## Problem
Examine the material below and count the lines that hold the word "years". Report only the number.

## Supplied material
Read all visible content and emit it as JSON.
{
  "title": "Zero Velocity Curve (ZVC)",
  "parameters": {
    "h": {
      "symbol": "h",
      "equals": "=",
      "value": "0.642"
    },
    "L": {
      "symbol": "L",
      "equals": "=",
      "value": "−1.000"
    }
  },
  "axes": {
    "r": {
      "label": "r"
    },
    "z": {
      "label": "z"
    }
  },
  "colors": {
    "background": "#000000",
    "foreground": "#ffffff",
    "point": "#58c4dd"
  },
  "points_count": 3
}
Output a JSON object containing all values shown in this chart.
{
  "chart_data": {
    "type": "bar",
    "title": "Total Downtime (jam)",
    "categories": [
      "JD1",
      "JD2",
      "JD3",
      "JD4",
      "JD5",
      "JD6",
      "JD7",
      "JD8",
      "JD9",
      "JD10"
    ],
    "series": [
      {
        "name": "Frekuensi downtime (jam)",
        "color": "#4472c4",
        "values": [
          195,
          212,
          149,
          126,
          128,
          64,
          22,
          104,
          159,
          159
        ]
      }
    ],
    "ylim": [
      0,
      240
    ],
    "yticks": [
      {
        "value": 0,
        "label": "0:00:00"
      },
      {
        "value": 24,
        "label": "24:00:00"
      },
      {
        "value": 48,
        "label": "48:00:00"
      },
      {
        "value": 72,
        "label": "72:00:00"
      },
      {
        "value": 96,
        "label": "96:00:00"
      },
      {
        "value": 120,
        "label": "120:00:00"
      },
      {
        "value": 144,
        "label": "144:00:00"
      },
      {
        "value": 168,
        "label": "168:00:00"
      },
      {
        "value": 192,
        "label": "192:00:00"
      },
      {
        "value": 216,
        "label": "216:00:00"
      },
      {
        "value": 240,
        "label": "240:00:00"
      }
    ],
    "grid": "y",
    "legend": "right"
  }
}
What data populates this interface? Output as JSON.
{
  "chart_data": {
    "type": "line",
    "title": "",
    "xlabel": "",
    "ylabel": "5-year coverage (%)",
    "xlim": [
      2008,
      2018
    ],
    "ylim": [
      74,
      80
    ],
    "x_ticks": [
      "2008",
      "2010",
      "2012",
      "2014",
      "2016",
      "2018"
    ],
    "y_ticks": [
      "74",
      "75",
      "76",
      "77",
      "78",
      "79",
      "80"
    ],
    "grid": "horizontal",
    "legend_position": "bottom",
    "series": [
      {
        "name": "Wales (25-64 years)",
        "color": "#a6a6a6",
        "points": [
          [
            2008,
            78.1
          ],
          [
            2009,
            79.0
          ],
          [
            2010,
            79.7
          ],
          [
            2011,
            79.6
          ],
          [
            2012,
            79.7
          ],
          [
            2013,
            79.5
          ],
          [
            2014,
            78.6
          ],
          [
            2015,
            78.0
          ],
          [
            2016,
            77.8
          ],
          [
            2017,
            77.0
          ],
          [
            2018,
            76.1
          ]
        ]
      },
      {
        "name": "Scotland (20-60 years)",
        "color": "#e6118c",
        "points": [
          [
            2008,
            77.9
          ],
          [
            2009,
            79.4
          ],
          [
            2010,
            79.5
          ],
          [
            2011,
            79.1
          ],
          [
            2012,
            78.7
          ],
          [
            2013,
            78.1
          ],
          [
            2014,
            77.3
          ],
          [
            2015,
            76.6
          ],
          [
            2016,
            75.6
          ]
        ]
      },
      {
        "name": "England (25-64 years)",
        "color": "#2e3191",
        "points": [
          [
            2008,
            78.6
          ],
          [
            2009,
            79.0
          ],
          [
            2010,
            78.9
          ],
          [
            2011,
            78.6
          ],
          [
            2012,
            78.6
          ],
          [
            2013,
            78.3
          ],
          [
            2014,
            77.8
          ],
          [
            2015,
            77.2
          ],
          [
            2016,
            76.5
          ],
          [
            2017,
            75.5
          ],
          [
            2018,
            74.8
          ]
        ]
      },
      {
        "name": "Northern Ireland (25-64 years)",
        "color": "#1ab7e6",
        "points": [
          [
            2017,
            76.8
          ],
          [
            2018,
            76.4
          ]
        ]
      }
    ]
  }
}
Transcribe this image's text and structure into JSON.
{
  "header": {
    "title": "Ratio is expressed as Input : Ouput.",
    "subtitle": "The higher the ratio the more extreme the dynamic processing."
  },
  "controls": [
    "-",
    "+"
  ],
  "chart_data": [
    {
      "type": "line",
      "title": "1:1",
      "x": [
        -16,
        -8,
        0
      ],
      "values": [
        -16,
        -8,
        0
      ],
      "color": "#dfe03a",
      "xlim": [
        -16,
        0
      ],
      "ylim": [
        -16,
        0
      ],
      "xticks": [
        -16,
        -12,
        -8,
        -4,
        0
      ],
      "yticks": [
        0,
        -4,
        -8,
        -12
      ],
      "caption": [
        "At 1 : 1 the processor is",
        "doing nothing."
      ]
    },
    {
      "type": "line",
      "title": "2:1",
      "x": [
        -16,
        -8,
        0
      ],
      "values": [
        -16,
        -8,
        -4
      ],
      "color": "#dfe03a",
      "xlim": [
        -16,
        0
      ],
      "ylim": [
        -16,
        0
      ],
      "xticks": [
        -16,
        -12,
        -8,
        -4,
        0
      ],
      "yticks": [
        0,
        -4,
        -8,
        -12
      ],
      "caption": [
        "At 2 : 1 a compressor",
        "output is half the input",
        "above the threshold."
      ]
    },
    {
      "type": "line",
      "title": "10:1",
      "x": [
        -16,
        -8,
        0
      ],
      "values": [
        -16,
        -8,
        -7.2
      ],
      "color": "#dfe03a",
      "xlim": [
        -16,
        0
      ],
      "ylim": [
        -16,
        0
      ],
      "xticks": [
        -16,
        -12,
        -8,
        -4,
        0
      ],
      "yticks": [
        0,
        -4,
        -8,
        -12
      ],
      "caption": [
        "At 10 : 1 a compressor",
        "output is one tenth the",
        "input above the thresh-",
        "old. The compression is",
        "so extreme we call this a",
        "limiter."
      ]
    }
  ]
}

## Output below
4